### TASK OBJECTIVE:
Nothing may be changed. Give the entries below again exactly.

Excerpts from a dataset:
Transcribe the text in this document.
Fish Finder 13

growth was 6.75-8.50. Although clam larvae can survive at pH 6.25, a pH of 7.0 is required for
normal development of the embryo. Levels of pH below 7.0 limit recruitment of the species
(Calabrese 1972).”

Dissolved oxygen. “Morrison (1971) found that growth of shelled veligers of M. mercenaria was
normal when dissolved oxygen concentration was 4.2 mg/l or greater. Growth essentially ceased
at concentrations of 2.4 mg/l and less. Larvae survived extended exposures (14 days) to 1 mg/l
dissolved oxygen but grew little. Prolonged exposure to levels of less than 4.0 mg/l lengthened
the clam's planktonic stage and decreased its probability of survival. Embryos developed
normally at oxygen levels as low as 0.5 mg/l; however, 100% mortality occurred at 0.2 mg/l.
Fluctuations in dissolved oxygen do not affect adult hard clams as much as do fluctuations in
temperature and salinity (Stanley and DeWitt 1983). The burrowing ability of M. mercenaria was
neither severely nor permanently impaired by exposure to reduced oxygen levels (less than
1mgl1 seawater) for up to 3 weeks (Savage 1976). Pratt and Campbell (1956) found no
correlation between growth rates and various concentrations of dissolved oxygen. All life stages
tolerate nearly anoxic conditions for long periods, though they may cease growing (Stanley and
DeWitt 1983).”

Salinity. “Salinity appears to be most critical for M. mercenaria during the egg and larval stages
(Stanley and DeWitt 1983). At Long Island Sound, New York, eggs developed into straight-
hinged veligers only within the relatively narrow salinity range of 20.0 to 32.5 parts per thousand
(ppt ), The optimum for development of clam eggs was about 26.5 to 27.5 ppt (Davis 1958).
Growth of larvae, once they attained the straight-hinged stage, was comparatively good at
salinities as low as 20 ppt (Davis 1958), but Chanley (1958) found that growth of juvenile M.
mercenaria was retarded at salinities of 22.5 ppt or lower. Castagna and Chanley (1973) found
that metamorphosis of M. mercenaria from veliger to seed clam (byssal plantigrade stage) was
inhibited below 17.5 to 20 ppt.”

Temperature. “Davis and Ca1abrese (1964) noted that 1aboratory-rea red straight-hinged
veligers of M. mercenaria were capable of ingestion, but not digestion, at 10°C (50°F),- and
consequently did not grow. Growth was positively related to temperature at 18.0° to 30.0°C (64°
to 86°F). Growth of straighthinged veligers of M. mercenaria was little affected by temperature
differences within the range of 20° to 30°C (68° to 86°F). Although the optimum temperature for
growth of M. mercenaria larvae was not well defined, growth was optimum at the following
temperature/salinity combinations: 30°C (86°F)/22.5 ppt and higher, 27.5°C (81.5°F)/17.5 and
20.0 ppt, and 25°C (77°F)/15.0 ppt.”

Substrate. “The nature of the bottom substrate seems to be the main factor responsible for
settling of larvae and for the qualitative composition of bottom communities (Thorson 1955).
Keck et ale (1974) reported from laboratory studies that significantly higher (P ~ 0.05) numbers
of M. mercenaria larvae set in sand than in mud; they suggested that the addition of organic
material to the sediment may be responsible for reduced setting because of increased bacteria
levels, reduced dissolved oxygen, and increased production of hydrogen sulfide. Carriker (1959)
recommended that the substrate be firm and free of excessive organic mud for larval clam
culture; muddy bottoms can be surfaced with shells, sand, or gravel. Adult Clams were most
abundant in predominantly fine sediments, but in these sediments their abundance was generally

### RESULT BELOW:
Transcribe the text in this document.
Fish Finder 13

growth was 6.75-8.50. Although clam larvae can survive at pH 6.25, a pH of 7.0 is required for
normal development of the embryo. Levels of pH below 7.0 limit recruitment of the species
(Calabrese 1972).”

Dissolved oxygen. “Morrison (1971) found that growth of shelled veligers of M. mercenaria was
normal when dissolved oxygen concentration was 4.2 mg/l or greater. Growth essentially ceased
at concentrations of 2.4 mg/l and less. Larvae survived extended exposures (14 days) to 1 mg/l
dissolved oxygen but grew little. Prolonged exposure to levels of less than 4.0 mg/l lengthened
the clam's planktonic stage and decreased its probability of survival. Embryos developed
normally at oxygen levels as low as 0.5 mg/l; however, 100% mortality occurred at 0.2 mg/l.
Fluctuations in dissolved oxygen do not affect adult hard clams as much as do fluctuations in
temperature and salinity (Stanley and DeWitt 1983). The burrowing ability of M. mercenaria was
neither severely nor permanently impaired by exposure to reduced oxygen levels (less than
1mgl1 seawater) for up to 3 weeks (Savage 1976). Pratt and Campbell (1956) found no
correlation between growth rates and various concentrations of dissolved oxygen. All life stages
tolerate nearly anoxic conditions for long periods, though they may cease growing (Stanley and
DeWitt 1983).”

Salinity. “Salinity appears to be most critical for M. mercenaria during the egg and larval stages
(Stanley and DeWitt 1983). At Long Island Sound, New York, eggs developed into straight-
hinged veligers only within the relatively narrow salinity range of 20.0 to 32.5 parts per thousand
(ppt ), The optimum for development of clam eggs was about 26.5 to 27.5 ppt (Davis 1958).
Growth of larvae, once they attained the straight-hinged stage, was comparatively good at
salinities as low as 20 ppt (Davis 1958), but Chanley (1958) found that growth of juvenile M.
mercenaria was retarded at salinities of 22.5 ppt or lower. Castagna and Chanley (1973) found
that metamorphosis of M. mercenaria from veliger to seed clam (byssal plantigrade stage) was
inhibited below 17.5 to 20 ppt.”

Temperature. “Davis and Ca1abrese (1964) noted that 1aboratory-rea red straight-hinged
veligers of M. mercenaria were capable of ingestion, but not digestion, at 10°C (50°F),- and
consequently did not grow. Growth was positively related to temperature at 18.0° to 30.0°C (64°
to 86°F). Growth of straighthinged veligers of M. mercenaria was little affected by temperature
differences within the range of 20° to 30°C (68° to 86°F). Although the optimum temperature for
growth of M. mercenaria larvae was not well defined, growth was optimum at the following
temperature/salinity combinations: 30°C (86°F)/22.5 ppt and higher, 27.5°C (81.5°F)/17.5 and
20.0 ppt, and 25°C (77°F)/15.0 ppt.”

Substrate. “The nature of the bottom substrate seems to be the main factor responsible for
settling of larvae and for the qualitative composition of bottom communities (Thorson 1955).
Keck et ale (1974) reported from laboratory studies that significantly higher (P ~ 0.05) numbers
of M. mercenaria larvae set in sand than in mud; they suggested that the addition of organic
material to the sediment may be responsible for reduced setting because of increased bacteria
levels, reduced dissolved oxygen, and increased production of hydrogen sulfide. Carriker (1959)
recommended that the substrate be firm and free of excessive organic mud for larval clam
culture; muddy bottoms can be surfaced with shells, sand, or gravel. Adult Clams were most
abundant in predominantly fine sediments, but in these sediments their abundance was generally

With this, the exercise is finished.